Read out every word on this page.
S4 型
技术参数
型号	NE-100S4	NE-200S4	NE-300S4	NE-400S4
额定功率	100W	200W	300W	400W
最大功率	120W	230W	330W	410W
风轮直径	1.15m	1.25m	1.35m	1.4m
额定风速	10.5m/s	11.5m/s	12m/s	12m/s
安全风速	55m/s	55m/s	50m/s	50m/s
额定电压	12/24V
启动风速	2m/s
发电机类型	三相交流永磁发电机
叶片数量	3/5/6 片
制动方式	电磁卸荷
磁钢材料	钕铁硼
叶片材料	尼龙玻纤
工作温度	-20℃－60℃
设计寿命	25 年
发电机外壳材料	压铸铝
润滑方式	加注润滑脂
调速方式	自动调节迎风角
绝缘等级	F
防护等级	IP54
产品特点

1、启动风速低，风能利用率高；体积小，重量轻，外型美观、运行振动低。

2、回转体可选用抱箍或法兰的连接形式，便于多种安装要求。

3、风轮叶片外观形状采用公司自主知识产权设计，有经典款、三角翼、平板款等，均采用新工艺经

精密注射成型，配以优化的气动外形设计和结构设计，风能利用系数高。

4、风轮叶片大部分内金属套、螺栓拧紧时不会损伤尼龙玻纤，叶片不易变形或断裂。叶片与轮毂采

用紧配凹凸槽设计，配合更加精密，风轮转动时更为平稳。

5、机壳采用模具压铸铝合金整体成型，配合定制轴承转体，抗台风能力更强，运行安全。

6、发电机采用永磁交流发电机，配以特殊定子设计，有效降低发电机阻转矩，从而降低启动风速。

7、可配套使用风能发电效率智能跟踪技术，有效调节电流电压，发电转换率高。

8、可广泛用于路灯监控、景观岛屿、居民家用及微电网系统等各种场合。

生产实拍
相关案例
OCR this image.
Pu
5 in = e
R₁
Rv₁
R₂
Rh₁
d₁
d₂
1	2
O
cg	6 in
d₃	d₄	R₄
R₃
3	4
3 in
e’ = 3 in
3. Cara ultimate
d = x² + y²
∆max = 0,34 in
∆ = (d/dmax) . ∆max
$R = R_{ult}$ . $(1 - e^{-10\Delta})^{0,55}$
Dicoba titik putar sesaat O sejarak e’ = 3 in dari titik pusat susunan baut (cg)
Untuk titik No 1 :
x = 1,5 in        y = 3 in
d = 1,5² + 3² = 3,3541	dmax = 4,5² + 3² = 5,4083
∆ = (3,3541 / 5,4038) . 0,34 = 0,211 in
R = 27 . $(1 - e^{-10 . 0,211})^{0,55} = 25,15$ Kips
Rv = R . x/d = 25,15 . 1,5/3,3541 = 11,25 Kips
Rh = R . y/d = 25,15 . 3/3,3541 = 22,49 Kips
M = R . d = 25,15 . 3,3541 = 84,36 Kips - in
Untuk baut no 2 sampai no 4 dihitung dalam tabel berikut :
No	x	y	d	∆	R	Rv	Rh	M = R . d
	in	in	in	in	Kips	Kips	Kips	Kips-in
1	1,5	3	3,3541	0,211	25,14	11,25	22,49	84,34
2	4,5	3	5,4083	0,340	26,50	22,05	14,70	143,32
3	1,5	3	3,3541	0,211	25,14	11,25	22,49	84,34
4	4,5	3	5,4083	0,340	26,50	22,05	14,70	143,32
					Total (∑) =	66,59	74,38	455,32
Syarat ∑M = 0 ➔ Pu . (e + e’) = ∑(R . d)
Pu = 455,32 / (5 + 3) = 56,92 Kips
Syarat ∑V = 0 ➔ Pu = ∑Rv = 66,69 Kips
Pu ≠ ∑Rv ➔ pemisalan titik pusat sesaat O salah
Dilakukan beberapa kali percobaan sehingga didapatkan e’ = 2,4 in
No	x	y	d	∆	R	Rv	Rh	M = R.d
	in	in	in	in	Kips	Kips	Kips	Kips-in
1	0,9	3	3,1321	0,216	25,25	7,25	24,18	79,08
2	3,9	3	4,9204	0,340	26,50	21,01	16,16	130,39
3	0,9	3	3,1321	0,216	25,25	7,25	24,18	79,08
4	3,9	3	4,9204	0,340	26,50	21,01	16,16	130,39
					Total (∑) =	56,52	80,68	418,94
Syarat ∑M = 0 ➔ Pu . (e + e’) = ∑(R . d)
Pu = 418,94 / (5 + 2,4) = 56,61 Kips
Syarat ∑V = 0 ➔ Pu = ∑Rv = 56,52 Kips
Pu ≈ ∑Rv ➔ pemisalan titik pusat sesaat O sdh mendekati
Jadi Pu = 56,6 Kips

#### [Goal of the exercise]
Each line of the material must be restated exactly.

#### [Answer to this exercise]
Read out every word on this page.
S4 型
技术参数
型号	NE-100S4	NE-200S4	NE-300S4	NE-400S4
额定功率	100W	200W	300W	400W
最大功率	120W	230W	330W	410W
风轮直径	1.15m	1.25m	1.35m	1.4m
额定风速	10.5m/s	11.5m/s	12m/s	12m/s
安全风速	55m/s	55m/s	50m/s	50m/s
额定电压	12/24V
启动风速	2m/s
发电机类型	三相交流永磁发电机
叶片数量	3/5/6 片
制动方式	电磁卸荷
磁钢材料	钕铁硼
叶片材料	尼龙玻纤
工作温度	-20℃－60℃
设计寿命	25 年
发电机外壳材料	压铸铝
润滑方式	加注润滑脂
调速方式	自动调节迎风角
绝缘等级	F
防护等级	IP54
产品特点

1、启动风速低，风能利用率高；体积小，重量轻，外型美观、运行振动低。

2、回转体可选用抱箍或法兰的连接形式，便于多种安装要求。

3、风轮叶片外观形状采用公司自主知识产权设计，有经典款、三角翼、平板款等，均采用新工艺经

精密注射成型，配以优化的气动外形设计和结构设计，风能利用系数高。

4、风轮叶片大部分内金属套、螺栓拧紧时不会损伤尼龙玻纤，叶片不易变形或断裂。叶片与轮毂采

用紧配凹凸槽设计，配合更加精密，风轮转动时更为平稳。

5、机壳采用模具压铸铝合金整体成型，配合定制轴承转体，抗台风能力更强，运行安全。

6、发电机采用永磁交流发电机，配以特殊定子设计，有效降低发电机阻转矩，从而降低启动风速。

7、可配套使用风能发电效率智能跟踪技术，有效调节电流电压，发电转换率高。

8、可广泛用于路灯监控、景观岛屿、居民家用及微电网系统等各种场合。

生产实拍
相关案例
OCR this image.
Pu
5 in = e
R₁
Rv₁
R₂
Rh₁
d₁
d₂
1	2
O
cg	6 in
d₃	d₄	R₄
R₃
3	4
3 in
e’ = 3 in
3. Cara ultimate
d = x² + y²
∆max = 0,34 in
∆ = (d/dmax) . ∆max
$R = R_{ult}$ . $(1 - e^{-10\Delta})^{0,55}$
Dicoba titik putar sesaat O sejarak e’ = 3 in dari titik pusat susunan baut (cg)
Untuk titik No 1 :
x = 1,5 in        y = 3 in
d = 1,5² + 3² = 3,3541	dmax = 4,5² + 3² = 5,4083
∆ = (3,3541 / 5,4038) . 0,34 = 0,211 in
R = 27 . $(1 - e^{-10 . 0,211})^{0,55} = 25,15$ Kips
Rv = R . x/d = 25,15 . 1,5/3,3541 = 11,25 Kips
Rh = R . y/d = 25,15 . 3/3,3541 = 22,49 Kips
M = R . d = 25,15 . 3,3541 = 84,36 Kips - in
Untuk baut no 2 sampai no 4 dihitung dalam tabel berikut :
No	x	y	d	∆	R	Rv	Rh	M = R . d
	in	in	in	in	Kips	Kips	Kips	Kips-in
1	1,5	3	3,3541	0,211	25,14	11,25	22,49	84,34
2	4,5	3	5,4083	0,340	26,50	22,05	14,70	143,32
3	1,5	3	3,3541	0,211	25,14	11,25	22,49	84,34
4	4,5	3	5,4083	0,340	26,50	22,05	14,70	143,32
					Total (∑) =	66,59	74,38	455,32
Syarat ∑M = 0 ➔ Pu . (e + e’) = ∑(R . d)
Pu = 455,32 / (5 + 3) = 56,92 Kips
Syarat ∑V = 0 ➔ Pu = ∑Rv = 66,69 Kips
Pu ≠ ∑Rv ➔ pemisalan titik pusat sesaat O salah
Dilakukan beberapa kali percobaan sehingga didapatkan e’ = 2,4 in
No	x	y	d	∆	R	Rv	Rh	M = R.d
	in	in	in	in	Kips	Kips	Kips	Kips-in
1	0,9	3	3,1321	0,216	25,25	7,25	24,18	79,08
2	3,9	3	4,9204	0,340	26,50	21,01	16,16	130,39
3	0,9	3	3,1321	0,216	25,25	7,25	24,18	79,08
4	3,9	3	4,9204	0,340	26,50	21,01	16,16	130,39
					Total (∑) =	56,52	80,68	418,94
Syarat ∑M = 0 ➔ Pu . (e + e’) = ∑(R . d)
Pu = 418,94 / (5 + 2,4) = 56,61 Kips
Syarat ∑V = 0 ➔ Pu = ∑Rv = 56,52 Kips
Pu ≈ ∑Rv ➔ pemisalan titik pusat sesaat O sdh mendekati
Jadi Pu = 56,6 Kips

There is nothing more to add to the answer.